• Instructions to follow
Print, exactly and completely, every entry in the data.

• Given data

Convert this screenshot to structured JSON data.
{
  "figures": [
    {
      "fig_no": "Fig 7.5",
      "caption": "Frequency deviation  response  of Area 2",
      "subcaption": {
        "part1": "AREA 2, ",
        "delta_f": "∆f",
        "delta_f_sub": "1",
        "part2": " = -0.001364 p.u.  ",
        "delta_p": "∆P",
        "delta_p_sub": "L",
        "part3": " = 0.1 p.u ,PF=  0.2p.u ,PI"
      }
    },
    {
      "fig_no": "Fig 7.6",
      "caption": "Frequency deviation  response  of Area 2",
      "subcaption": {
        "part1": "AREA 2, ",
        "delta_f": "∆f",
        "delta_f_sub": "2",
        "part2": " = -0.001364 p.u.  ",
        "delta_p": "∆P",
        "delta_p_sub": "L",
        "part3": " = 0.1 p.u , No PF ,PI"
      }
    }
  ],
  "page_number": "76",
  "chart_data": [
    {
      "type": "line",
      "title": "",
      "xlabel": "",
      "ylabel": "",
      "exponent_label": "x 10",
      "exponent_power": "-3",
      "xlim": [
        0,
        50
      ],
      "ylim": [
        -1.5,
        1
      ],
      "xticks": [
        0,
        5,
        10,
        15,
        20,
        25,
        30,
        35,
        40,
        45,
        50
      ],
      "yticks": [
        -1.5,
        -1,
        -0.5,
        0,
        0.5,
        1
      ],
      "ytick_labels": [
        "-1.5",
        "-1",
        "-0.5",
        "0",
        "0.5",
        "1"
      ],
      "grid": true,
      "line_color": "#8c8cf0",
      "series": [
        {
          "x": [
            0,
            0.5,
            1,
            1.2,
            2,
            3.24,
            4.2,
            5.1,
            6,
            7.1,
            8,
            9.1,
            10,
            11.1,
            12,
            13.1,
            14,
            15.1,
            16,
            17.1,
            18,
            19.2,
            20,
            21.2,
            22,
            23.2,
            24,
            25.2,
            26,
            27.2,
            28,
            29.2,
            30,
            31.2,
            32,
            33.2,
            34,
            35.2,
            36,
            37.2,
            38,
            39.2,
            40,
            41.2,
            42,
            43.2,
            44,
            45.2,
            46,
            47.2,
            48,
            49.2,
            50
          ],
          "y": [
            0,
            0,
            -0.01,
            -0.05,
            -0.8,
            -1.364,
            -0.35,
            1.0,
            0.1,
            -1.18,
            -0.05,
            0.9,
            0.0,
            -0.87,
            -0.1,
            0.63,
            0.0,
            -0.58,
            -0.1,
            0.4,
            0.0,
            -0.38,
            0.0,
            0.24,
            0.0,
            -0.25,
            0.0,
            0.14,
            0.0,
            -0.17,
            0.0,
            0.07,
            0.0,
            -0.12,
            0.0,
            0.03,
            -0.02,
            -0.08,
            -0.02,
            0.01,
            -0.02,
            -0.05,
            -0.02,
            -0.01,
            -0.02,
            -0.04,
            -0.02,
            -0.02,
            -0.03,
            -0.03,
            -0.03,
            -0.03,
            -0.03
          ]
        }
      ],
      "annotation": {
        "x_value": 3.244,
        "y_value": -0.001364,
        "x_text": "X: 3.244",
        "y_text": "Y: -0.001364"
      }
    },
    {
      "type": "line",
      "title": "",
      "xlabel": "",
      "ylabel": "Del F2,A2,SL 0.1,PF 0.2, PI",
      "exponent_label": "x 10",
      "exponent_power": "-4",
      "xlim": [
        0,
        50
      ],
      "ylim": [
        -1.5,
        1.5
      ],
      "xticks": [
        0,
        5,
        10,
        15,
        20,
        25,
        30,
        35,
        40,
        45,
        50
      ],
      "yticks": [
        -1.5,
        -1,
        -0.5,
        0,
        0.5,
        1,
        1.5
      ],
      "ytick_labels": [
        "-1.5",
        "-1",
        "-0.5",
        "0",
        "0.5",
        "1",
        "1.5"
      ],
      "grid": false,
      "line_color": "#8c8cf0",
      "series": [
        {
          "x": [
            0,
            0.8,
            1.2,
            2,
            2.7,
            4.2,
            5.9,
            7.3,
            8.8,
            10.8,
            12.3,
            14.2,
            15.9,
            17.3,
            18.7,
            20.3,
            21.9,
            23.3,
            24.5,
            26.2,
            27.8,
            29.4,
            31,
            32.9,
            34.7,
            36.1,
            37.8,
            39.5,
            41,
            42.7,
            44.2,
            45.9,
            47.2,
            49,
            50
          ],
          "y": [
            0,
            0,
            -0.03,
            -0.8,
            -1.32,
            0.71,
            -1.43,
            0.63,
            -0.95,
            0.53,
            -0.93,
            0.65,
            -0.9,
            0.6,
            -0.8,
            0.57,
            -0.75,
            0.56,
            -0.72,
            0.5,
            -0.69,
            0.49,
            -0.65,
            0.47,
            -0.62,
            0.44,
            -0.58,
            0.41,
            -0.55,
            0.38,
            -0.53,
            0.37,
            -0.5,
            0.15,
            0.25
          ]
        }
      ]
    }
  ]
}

• Output of the exercise
Convert this screenshot to structured JSON data.
{
  "figures": [
    {
      "fig_no": "Fig 7.5",
      "caption": "Frequency deviation  response  of Area 2",
      "subcaption": {
        "part1": "AREA 2, ",
        "delta_f": "∆f",
        "delta_f_sub": "1",
        "part2": " = -0.001364 p.u.  ",
        "delta_p": "∆P",
        "delta_p_sub": "L",
        "part3": " = 0.1 p.u ,PF=  0.2p.u ,PI"
      }
    },
    {
      "fig_no": "Fig 7.6",
      "caption": "Frequency deviation  response  of Area 2",
      "subcaption": {
        "part1": "AREA 2, ",
        "delta_f": "∆f",
        "delta_f_sub": "2",
        "part2": " = -0.001364 p.u.  ",
        "delta_p": "∆P",
        "delta_p_sub": "L",
        "part3": " = 0.1 p.u , No PF ,PI"
      }
    }
  ],
  "page_number": "76",
  "chart_data": [
    {
      "type": "line",
      "title": "",
      "xlabel": "",
      "ylabel": "",
      "exponent_label": "x 10",
      "exponent_power": "-3",
      "xlim": [
        0,
        50
      ],
      "ylim": [
        -1.5,
        1
      ],
      "xticks": [
        0,
        5,
        10,
        15,
        20,
        25,
        30,
        35,
        40,
        45,
        50
      ],
      "yticks": [
        -1.5,
        -1,
        -0.5,
        0,
        0.5,
        1
      ],
      "ytick_labels": [
        "-1.5",
        "-1",
        "-0.5",
        "0",
        "0.5",
        "1"
      ],
      "grid": true,
      "line_color": "#8c8cf0",
      "series": [
        {
          "x": [
            0,
            0.5,
            1,
            1.2,
            2,
            3.24,
            4.2,
            5.1,
            6,
            7.1,
            8,
            9.1,
            10,
            11.1,
            12,
            13.1,
            14,
            15.1,
            16,
            17.1,
            18,
            19.2,
            20,
            21.2,
            22,
            23.2,
            24,
            25.2,
            26,
            27.2,
            28,
            29.2,
            30,
            31.2,
            32,
            33.2,
            34,
            35.2,
            36,
            37.2,
            38,
            39.2,
            40,
            41.2,
            42,
            43.2,
            44,
            45.2,
            46,
            47.2,
            48,
            49.2,
            50
          ],
          "y": [
            0,
            0,
            -0.01,
            -0.05,
            -0.8,
            -1.364,
            -0.35,
            1.0,
            0.1,
            -1.18,
            -0.05,
            0.9,
            0.0,
            -0.87,
            -0.1,
            0.63,
            0.0,
            -0.58,
            -0.1,
            0.4,
            0.0,
            -0.38,
            0.0,
            0.24,
            0.0,
            -0.25,
            0.0,
            0.14,
            0.0,
            -0.17,
            0.0,
            0.07,
            0.0,
            -0.12,
            0.0,
            0.03,
            -0.02,
            -0.08,
            -0.02,
            0.01,
            -0.02,
            -0.05,
            -0.02,
            -0.01,
            -0.02,
            -0.04,
            -0.02,
            -0.02,
            -0.03,
            -0.03,
            -0.03,
            -0.03,
            -0.03
          ]
        }
      ],
      "annotation": {
        "x_value": 3.244,
        "y_value": -0.001364,
        "x_text": "X: 3.244",
        "y_text": "Y: -0.001364"
      }
    },
    {
      "type": "line",
      "title": "",
      "xlabel": "",
      "ylabel": "Del F2,A2,SL 0.1,PF 0.2, PI",
      "exponent_label": "x 10",
      "exponent_power": "-4",
      "xlim": [
        0,
        50
      ],
      "ylim": [
        -1.5,
        1.5
      ],
      "xticks": [
        0,
        5,
        10,
        15,
        20,
        25,
        30,
        35,
        40,
        45,
        50
      ],
      "yticks": [
        -1.5,
        -1,
        -0.5,
        0,
        0.5,
        1,
        1.5
      ],
      "ytick_labels": [
        "-1.5",
        "-1",
        "-0.5",
        "0",
        "0.5",
        "1",
        "1.5"
      ],
      "grid": false,
      "line_color": "#8c8cf0",
      "series": [
        {
          "x": [
            0,
            0.8,
            1.2,
            2,
            2.7,
            4.2,
            5.9,
            7.3,
            8.8,
            10.8,
            12.3,
            14.2,
            15.9,
            17.3,
            18.7,
            20.3,
            21.9,
            23.3,
            24.5,
            26.2,
            27.8,
            29.4,
            31,
            32.9,
            34.7,
            36.1,
            37.8,
            39.5,
            41,
            42.7,
            44.2,
            45.9,
            47.2,
            49,
            50
          ],
          "y": [
            0,
            0,
            -0.03,
            -0.8,
            -1.32,
            0.71,
            -1.43,
            0.63,
            -0.95,
            0.53,
            -0.93,
            0.65,
            -0.9,
            0.6,
            -0.8,
            0.57,
            -0.75,
            0.56,
            -0.72,
            0.5,
            -0.69,
            0.49,
            -0.65,
            0.47,
            -0.62,
            0.44,
            -0.58,
            0.41,
            -0.55,
            0.38,
            -0.53,
            0.37,
            -0.5,
            0.15,
            0.25
          ]
        }
      ]
    }
  ]
}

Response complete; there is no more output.